== TASK PROMPT ==
A bare number is required: the count of lines in the material below that hold the word "SCAR".
********************
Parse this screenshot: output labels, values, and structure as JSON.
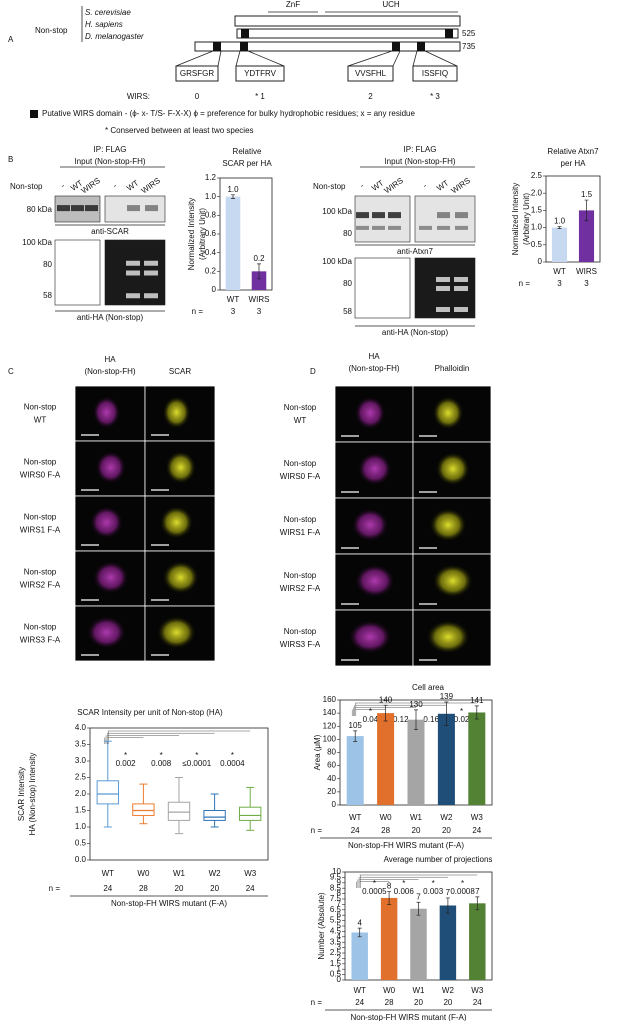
{
  "panel_a": {
    "label": "A",
    "protein": "Non-stop",
    "species": [
      "S. cerevisiae",
      "H. sapiens",
      "D. melanogaster"
    ],
    "domains": [
      "ZnF",
      "UCH"
    ],
    "lengths": [
      "525",
      "735"
    ],
    "motifs": [
      "GRSFGR",
      "YDTFRV",
      "VVSFHL",
      "ISSFIQ"
    ],
    "wirs_label": "WIRS:",
    "wirs_index": [
      "0",
      "* 1",
      "2",
      "* 3"
    ],
    "legend": "Putative WIRS domain - (ϕ- x- T/S- F-X-X) ϕ = preference for bulky hydrophobic residues; x = any residue",
    "footnote": "* Conserved between at least two species"
  },
  "panel_b": {
    "label": "B",
    "blots": [
      {
        "ip": "IP: FLAG",
        "input": "Input (Non-stop-FH)",
        "row_label": "Non-stop",
        "lanes": [
          "-",
          "WT",
          "WIRS",
          "-",
          "WT",
          "WIRS"
        ],
        "upper_markers": [
          "80 kDa"
        ],
        "upper_antibody": "anti-SCAR",
        "lower_markers": [
          "100 kDa",
          "80",
          "58"
        ],
        "lower_antibody": "anti-HA (Non-stop)"
      },
      {
        "ip": "IP: FLAG",
        "input": "Input (Non-stop-FH)",
        "row_label": "Non-stop",
        "lanes": [
          "-",
          "WT",
          "WIRS",
          "-",
          "WT",
          "WIRS"
        ],
        "upper_markers": [
          "100 kDa",
          "80"
        ],
        "upper_antibody": "anti-Atxn7",
        "lower_markers": [
          "100 kDa",
          "80",
          "58"
        ],
        "lower_antibody": "anti-HA (Non-stop)"
      }
    ],
    "charts": [
      {
        "type": "bar",
        "title": [
          "Relative",
          "SCAR per HA"
        ],
        "y_label": [
          "Normalized Intensity",
          "(Arbitrary Unit)"
        ],
        "categories": [
          "WT",
          "WIRS"
        ],
        "values": [
          1.0,
          0.2
        ],
        "value_labels": [
          "1.0",
          "0.2"
        ],
        "errors": [
          0.02,
          0.08
        ],
        "colors": [
          "#c6d9f1",
          "#7030a0"
        ],
        "ylim": [
          0,
          1.2
        ],
        "yticks": [
          0,
          0.2,
          0.4,
          0.6,
          0.8,
          {
            "value": 1.0,
            "label": "1.0"
          },
          1.2
        ],
        "n_label": "n =",
        "n": [
          3,
          3
        ]
      },
      {
        "type": "bar",
        "title": [
          "Relative Atxn7",
          "per HA"
        ],
        "y_label": [
          "Normalized Intensity",
          "(Arbitrary Unit)"
        ],
        "categories": [
          "WT",
          "WIRS"
        ],
        "values": [
          1.0,
          1.5
        ],
        "value_labels": [
          "1.0",
          "1.5"
        ],
        "errors": [
          0.03,
          0.3
        ],
        "colors": [
          "#c6d9f1",
          "#7030a0"
        ],
        "ylim": [
          0,
          2.5
        ],
        "yticks": [
          0,
          0.5,
          {
            "value": 1.0,
            "label": "1.0"
          },
          1.5,
          {
            "value": 2.0,
            "label": "2.0"
          },
          2.5
        ],
        "n_label": "n =",
        "n": [
          3,
          3
        ]
      }
    ]
  },
  "panel_c": {
    "label": "C",
    "columns": [
      [
        "HA",
        "(Non-stop-FH)"
      ],
      [
        "SCAR"
      ]
    ],
    "rows": [
      [
        "Non-stop",
        "WT"
      ],
      [
        "Non-stop",
        "WIRS0 F-A"
      ],
      [
        "Non-stop",
        "WIRS1 F-A"
      ],
      [
        "Non-stop",
        "WIRS2 F-A"
      ],
      [
        "Non-stop",
        "WIRS3 F-A"
      ]
    ],
    "chart": {
      "type": "box",
      "title": "SCAR Intensity per unit of Non-stop (HA)",
      "y_label": [
        "SCAR Intensity",
        "HA (Non-stop) Intensity"
      ],
      "categories": [
        "WT",
        "W0",
        "W1",
        "W2",
        "W3"
      ],
      "boxes": [
        {
          "min": 1.0,
          "q1": 1.7,
          "median": 2.0,
          "q3": 2.4,
          "max": 3.6
        },
        {
          "min": 1.1,
          "q1": 1.35,
          "median": 1.5,
          "q3": 1.7,
          "max": 2.3
        },
        {
          "min": 0.8,
          "q1": 1.2,
          "median": 1.45,
          "q3": 1.75,
          "max": 2.5
        },
        {
          "min": 1.0,
          "q1": 1.2,
          "median": 1.3,
          "q3": 1.5,
          "max": 2.0
        },
        {
          "min": 0.9,
          "q1": 1.2,
          "median": 1.35,
          "q3": 1.6,
          "max": 2.2
        }
      ],
      "colors": [
        "#5b9bd5",
        "#ed7d31",
        "#a5a5a5",
        "#2e75b6",
        "#70ad47"
      ],
      "ylim": [
        0,
        4
      ],
      "yticks": [
        {
          "value": 0,
          "label": "0.0"
        },
        0.5,
        {
          "value": 1,
          "label": "1.0"
        },
        1.5,
        {
          "value": 2,
          "label": "2.0"
        },
        2.5,
        {
          "value": 3,
          "label": "3.0"
        },
        3.5,
        {
          "value": 4,
          "label": "4.0"
        }
      ],
      "significance": [
        {
          "star": "*",
          "p": "0.002"
        },
        {
          "star": "*",
          "p": "0.008"
        },
        {
          "star": "*",
          "p": "≤0.0001"
        },
        {
          "star": "*",
          "p": "0.0004"
        }
      ],
      "n_label": "n =",
      "n": [
        24,
        28,
        20,
        20,
        24
      ],
      "x_label": "Non-stop-FH WIRS mutant (F-A)"
    }
  },
  "panel_d": {
    "label": "D",
    "columns": [
      [
        "HA",
        "(Non-stop-FH)"
      ],
      [
        "Phalloidin"
      ]
    ],
    "rows": [
      [
        "Non-stop",
        "WT"
      ],
      [
        "Non-stop",
        "WIRS0 F-A"
      ],
      [
        "Non-stop",
        "WIRS1 F-A"
      ],
      [
        "Non-stop",
        "WIRS2 F-A"
      ],
      [
        "Non-stop",
        "WIRS3 F-A"
      ]
    ],
    "charts": [
      {
        "type": "bar",
        "title": [
          "Cell area"
        ],
        "y_label": [
          "Area (μM)"
        ],
        "categories": [
          "WT",
          "W0",
          "W1",
          "W2",
          "W3"
        ],
        "values": [
          105,
          140,
          130,
          139,
          141
        ],
        "errors": [
          8,
          12,
          15,
          18,
          10
        ],
        "colors": [
          "#9dc3e6",
          "#e0702b",
          "#a5a5a5",
          "#1f4e79",
          "#548235"
        ],
        "ylim": [
          0,
          160
        ],
        "yticks": [
          0,
          20,
          40,
          60,
          80,
          100,
          120,
          140,
          160
        ],
        "significance": [
          {
            "star": "*",
            "p": "0.04"
          },
          {
            "p": "0.12"
          },
          {
            "p": "0.16"
          },
          {
            "star": "*",
            "p": "0.02"
          }
        ],
        "n_label": "n =",
        "n": [
          24,
          28,
          20,
          20,
          24
        ],
        "x_label": "Non-stop-FH WIRS mutant (F-A)"
      },
      {
        "type": "bar",
        "title": [
          "Average number of projections"
        ],
        "y_label": [
          "Number (Absolute)"
        ],
        "categories": [
          "WT",
          "W0",
          "W1",
          "W2",
          "W3"
        ],
        "values": [
          4.4,
          7.6,
          6.6,
          6.9,
          7.1
        ],
        "value_labels": [
          "4",
          "8",
          "7",
          "7",
          "7"
        ],
        "errors": [
          0.4,
          0.6,
          0.6,
          0.7,
          0.6
        ],
        "colors": [
          "#9dc3e6",
          "#e0702b",
          "#a5a5a5",
          "#1f4e79",
          "#548235"
        ],
        "ylim": [
          0,
          10
        ],
        "yticks": [
          0,
          0.5,
          1,
          1.5,
          2,
          2.5,
          3,
          3.5,
          4,
          4.5,
          5,
          5.5,
          6,
          6.5,
          7,
          7.5,
          8,
          8.5,
          9,
          9.5,
          10
        ],
        "significance": [
          {
            "star": "*",
            "p": "0.0005"
          },
          {
            "star": "*",
            "p": "0.006"
          },
          {
            "star": "*",
            "p": "0.003"
          },
          {
            "star": "*",
            "p": "0.0008"
          }
        ],
        "n_label": "n =",
        "n": [
          24,
          28,
          20,
          20,
          24
        ],
        "x_label": "Non-stop-FH WIRS mutant (F-A)"
      }
    ]
  }
}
********************
== OUTPUT FOR THIS TASK ==
5